SOURCE RECORDS
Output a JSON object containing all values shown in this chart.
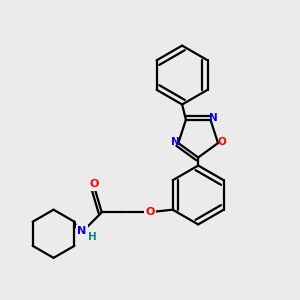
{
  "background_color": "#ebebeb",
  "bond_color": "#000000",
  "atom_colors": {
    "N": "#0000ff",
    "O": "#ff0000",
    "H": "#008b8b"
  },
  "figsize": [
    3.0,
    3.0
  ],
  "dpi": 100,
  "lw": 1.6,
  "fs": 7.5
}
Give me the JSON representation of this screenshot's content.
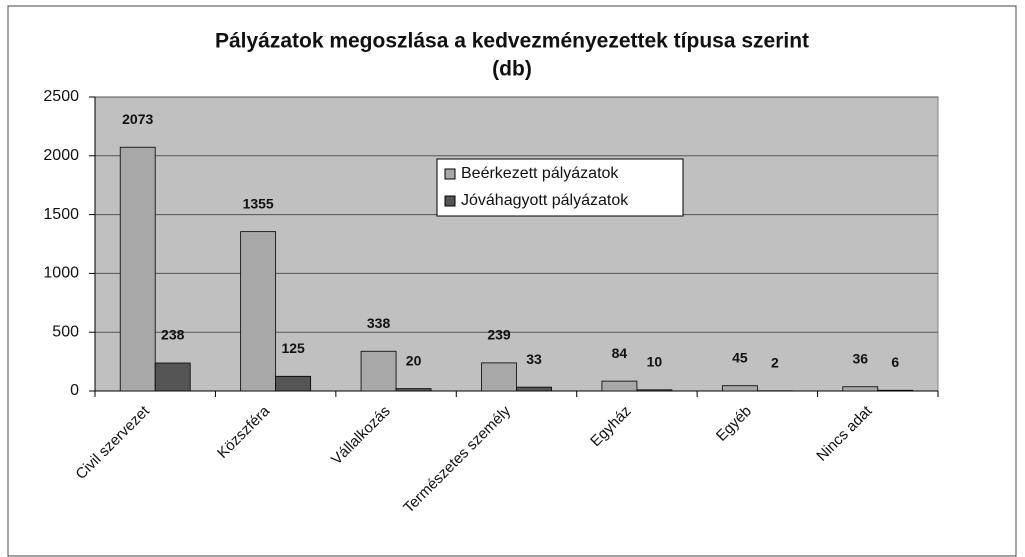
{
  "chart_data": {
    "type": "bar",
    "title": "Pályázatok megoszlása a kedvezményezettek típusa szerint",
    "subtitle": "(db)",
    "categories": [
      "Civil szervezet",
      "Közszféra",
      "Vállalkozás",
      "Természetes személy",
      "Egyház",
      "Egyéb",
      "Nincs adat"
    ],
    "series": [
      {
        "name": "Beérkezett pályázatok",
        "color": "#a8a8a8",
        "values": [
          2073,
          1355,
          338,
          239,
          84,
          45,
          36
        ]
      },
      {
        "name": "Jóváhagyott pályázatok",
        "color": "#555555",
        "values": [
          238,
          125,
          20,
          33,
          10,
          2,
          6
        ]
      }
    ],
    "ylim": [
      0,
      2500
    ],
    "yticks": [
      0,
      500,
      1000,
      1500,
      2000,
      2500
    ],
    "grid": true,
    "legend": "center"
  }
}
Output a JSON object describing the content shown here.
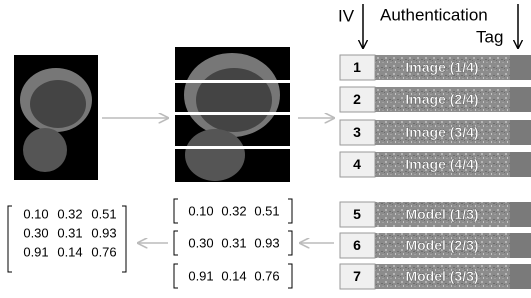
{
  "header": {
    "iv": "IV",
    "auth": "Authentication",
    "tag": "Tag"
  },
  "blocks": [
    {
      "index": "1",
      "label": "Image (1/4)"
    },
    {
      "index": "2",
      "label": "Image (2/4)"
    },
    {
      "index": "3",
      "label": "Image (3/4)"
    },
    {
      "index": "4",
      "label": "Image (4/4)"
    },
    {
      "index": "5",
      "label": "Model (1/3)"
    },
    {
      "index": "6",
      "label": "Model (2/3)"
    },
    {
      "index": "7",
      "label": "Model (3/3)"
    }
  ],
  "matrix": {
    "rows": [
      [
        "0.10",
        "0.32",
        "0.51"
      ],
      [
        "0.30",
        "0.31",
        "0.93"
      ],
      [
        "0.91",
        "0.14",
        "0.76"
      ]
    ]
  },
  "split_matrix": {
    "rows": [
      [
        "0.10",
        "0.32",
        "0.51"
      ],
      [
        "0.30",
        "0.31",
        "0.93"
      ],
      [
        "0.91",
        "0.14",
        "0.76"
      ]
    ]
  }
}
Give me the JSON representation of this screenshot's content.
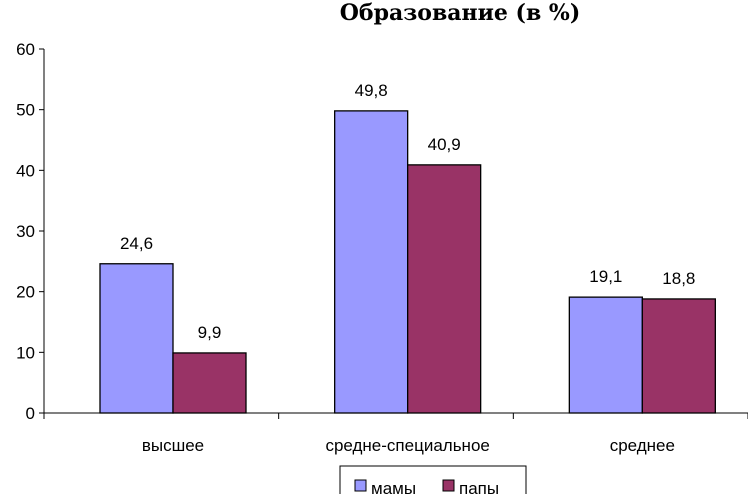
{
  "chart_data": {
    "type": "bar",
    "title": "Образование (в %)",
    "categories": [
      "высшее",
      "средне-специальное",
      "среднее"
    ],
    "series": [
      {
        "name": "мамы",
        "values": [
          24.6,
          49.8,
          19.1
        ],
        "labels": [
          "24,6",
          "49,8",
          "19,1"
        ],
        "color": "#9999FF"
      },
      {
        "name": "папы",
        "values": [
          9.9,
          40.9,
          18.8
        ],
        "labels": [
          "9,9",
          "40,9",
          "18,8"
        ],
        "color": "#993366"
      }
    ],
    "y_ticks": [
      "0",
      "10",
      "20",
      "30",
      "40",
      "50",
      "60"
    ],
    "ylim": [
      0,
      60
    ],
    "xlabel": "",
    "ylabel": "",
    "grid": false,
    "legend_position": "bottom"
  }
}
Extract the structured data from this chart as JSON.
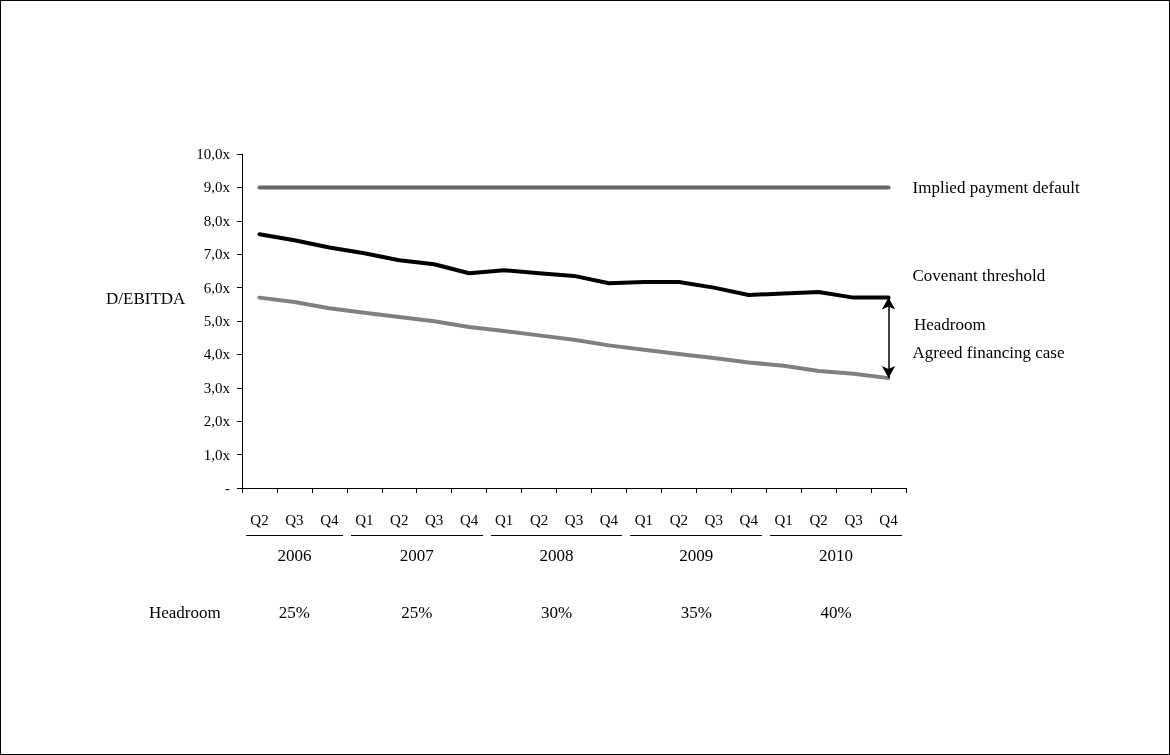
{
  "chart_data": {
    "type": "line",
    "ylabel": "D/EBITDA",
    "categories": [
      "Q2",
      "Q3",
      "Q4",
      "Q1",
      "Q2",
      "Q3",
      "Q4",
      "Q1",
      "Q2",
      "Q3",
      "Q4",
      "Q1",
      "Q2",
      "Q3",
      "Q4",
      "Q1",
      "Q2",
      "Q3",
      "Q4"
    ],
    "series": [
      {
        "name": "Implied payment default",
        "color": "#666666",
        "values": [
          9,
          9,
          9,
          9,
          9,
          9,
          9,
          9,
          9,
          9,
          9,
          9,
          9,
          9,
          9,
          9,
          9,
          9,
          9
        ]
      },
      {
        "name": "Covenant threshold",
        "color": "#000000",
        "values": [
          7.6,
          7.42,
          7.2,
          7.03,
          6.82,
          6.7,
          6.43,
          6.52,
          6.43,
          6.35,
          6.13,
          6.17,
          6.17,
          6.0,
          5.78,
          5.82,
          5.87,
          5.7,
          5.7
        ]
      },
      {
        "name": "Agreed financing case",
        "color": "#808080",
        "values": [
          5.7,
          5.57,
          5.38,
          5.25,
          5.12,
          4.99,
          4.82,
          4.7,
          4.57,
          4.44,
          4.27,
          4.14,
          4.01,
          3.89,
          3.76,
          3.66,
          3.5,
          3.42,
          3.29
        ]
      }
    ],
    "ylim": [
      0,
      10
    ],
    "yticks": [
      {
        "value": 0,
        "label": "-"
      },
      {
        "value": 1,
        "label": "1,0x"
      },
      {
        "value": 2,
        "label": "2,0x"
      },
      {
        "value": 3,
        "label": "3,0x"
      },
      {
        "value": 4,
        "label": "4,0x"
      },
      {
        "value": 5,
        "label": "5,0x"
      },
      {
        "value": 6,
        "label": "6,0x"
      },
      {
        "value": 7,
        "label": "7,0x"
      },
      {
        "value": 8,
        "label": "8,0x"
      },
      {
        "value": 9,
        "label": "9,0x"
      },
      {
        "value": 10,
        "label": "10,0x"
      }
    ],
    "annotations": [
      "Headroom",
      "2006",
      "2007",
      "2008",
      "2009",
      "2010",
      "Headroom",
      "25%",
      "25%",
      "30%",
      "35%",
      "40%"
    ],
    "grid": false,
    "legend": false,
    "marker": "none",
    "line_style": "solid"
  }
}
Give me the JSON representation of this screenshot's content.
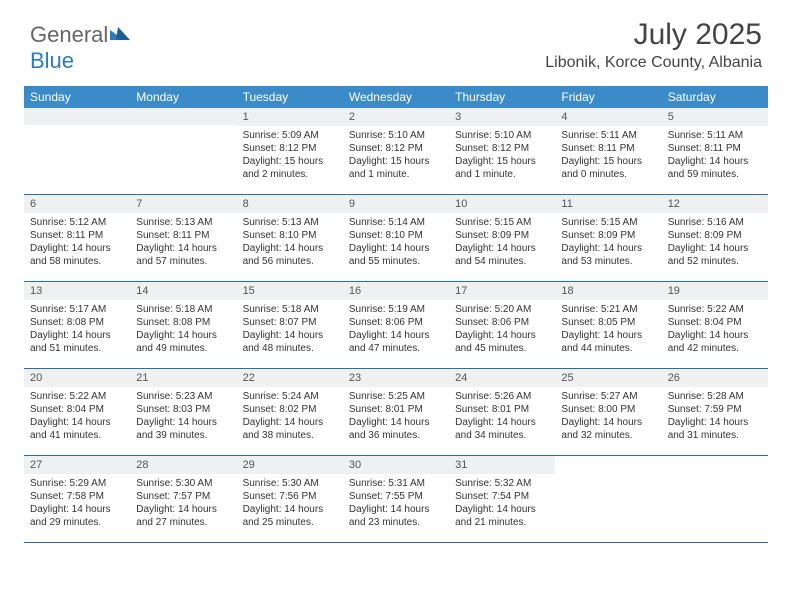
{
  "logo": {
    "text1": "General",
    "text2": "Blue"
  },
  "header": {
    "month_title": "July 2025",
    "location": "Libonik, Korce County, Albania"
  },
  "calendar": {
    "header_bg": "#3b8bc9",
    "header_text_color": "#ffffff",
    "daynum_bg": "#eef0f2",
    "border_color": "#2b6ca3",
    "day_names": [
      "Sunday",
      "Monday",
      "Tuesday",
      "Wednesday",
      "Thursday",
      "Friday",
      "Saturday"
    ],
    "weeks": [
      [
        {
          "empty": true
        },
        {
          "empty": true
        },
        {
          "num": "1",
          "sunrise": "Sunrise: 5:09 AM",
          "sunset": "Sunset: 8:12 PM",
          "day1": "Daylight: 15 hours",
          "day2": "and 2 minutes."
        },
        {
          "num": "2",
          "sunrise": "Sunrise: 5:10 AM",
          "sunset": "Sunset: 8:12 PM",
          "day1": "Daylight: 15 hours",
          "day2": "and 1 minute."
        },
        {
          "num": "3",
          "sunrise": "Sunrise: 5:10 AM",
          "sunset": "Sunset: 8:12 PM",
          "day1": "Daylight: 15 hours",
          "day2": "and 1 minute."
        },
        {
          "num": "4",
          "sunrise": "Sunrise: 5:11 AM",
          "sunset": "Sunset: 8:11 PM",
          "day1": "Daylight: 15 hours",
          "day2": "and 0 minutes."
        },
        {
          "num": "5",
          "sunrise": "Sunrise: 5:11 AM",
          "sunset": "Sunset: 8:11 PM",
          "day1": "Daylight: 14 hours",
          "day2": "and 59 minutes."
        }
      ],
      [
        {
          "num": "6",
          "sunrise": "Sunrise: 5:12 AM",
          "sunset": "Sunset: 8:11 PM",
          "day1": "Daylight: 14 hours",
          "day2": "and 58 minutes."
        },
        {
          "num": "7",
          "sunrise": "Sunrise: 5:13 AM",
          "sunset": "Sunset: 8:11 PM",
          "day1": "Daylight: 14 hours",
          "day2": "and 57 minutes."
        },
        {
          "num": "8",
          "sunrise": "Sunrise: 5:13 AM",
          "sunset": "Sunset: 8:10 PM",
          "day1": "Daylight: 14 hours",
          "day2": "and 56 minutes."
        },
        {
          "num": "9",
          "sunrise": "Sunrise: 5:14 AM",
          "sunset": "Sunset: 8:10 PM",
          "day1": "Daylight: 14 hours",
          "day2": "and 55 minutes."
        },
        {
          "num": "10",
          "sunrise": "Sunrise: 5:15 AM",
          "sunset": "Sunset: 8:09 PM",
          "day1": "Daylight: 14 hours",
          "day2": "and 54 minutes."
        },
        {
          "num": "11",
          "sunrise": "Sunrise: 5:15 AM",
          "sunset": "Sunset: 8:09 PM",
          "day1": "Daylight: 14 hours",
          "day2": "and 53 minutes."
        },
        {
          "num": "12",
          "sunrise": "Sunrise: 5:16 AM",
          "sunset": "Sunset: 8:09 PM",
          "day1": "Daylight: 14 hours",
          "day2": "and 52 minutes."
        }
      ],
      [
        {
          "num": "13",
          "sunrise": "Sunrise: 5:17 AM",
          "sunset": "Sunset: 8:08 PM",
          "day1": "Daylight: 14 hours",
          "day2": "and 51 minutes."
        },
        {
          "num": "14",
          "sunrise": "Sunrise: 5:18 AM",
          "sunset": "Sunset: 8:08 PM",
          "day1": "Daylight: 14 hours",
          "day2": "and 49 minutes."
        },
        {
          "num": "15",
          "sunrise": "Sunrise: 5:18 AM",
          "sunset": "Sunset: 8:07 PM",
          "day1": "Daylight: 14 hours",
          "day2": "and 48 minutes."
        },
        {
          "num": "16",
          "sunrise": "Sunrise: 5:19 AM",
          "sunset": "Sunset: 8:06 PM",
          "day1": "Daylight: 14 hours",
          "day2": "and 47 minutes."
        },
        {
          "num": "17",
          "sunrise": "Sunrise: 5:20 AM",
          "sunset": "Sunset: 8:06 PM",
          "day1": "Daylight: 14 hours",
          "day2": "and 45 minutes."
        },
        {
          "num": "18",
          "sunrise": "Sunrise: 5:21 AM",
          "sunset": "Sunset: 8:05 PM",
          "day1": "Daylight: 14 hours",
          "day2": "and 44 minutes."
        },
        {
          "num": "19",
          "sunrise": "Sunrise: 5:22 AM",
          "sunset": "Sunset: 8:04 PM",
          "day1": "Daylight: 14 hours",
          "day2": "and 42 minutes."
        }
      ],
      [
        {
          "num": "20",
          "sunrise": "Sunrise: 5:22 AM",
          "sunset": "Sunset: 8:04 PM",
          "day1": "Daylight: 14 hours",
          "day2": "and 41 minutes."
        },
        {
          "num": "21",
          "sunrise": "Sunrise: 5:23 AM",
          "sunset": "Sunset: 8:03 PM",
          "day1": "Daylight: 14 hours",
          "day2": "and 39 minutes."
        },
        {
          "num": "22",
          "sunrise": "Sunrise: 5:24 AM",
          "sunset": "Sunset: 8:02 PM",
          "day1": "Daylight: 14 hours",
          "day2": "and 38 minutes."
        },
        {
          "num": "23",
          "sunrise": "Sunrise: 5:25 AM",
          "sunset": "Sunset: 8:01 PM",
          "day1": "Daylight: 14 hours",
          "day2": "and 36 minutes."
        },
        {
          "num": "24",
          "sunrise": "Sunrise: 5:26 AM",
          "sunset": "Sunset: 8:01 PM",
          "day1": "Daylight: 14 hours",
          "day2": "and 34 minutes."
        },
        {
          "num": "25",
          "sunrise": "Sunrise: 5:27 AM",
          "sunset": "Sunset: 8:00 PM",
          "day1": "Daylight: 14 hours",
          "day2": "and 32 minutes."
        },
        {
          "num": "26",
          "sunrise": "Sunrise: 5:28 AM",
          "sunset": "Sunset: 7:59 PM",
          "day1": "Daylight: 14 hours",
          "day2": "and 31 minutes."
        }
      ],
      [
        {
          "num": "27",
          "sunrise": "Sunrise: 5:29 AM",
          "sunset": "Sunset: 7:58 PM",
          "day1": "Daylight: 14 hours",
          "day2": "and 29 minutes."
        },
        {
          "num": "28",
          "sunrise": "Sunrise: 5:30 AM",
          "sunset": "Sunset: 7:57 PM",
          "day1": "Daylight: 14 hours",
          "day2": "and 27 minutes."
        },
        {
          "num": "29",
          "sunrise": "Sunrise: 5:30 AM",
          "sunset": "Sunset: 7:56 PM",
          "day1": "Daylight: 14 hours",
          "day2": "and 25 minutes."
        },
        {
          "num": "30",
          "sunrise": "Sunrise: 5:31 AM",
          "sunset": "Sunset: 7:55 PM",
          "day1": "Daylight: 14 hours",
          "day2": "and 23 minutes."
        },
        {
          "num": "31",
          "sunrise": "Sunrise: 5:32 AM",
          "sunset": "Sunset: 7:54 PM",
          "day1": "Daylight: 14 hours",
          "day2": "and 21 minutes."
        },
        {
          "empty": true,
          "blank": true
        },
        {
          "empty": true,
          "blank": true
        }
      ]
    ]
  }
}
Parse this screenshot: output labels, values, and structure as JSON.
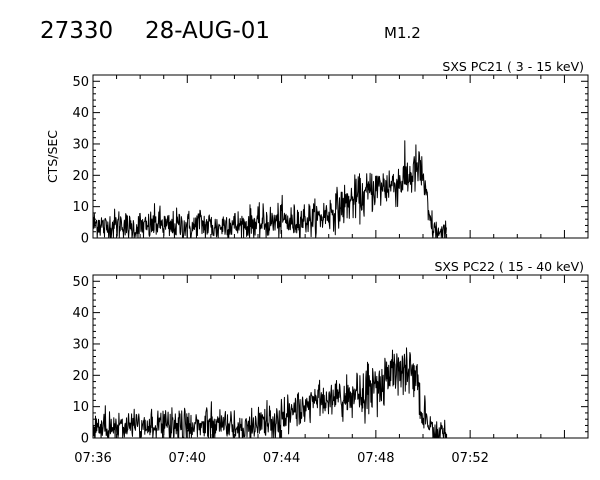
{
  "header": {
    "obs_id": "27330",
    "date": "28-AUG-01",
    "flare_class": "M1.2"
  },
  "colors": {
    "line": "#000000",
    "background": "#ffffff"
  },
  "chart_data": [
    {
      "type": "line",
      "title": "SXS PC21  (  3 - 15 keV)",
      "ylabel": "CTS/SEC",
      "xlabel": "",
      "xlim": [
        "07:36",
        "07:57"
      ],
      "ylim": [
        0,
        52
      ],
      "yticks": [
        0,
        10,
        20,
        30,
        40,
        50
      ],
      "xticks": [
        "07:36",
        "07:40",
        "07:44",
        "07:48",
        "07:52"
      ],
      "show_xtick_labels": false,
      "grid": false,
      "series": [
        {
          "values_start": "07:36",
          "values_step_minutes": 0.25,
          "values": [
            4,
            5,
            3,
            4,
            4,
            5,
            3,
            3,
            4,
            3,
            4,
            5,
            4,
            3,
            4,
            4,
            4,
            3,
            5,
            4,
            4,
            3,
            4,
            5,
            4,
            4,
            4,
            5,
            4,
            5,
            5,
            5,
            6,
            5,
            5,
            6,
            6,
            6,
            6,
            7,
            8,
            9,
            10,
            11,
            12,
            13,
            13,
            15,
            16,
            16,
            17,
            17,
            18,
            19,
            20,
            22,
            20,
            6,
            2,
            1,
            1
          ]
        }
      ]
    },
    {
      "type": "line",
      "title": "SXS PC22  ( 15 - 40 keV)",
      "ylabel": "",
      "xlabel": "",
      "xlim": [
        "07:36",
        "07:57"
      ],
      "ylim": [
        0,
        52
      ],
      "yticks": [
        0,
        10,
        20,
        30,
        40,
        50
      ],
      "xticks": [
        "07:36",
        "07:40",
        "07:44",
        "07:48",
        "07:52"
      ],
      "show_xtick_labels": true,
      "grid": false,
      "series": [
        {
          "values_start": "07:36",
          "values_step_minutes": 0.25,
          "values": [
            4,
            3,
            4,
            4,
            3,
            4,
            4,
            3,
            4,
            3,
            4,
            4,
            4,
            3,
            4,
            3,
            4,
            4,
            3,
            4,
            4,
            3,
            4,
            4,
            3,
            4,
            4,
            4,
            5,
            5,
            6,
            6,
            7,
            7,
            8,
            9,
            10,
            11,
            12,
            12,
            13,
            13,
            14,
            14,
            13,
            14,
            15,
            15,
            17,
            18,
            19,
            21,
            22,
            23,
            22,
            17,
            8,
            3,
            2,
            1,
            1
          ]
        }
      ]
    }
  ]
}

JOB
Point out every line holding the string "Image" and copy it.

CORRECT RESULT
      "label": "Image (1/4)"
      "label": "Image (2/4)"
      "label": "Image (3/4)"
      "label": "Image (4/4)"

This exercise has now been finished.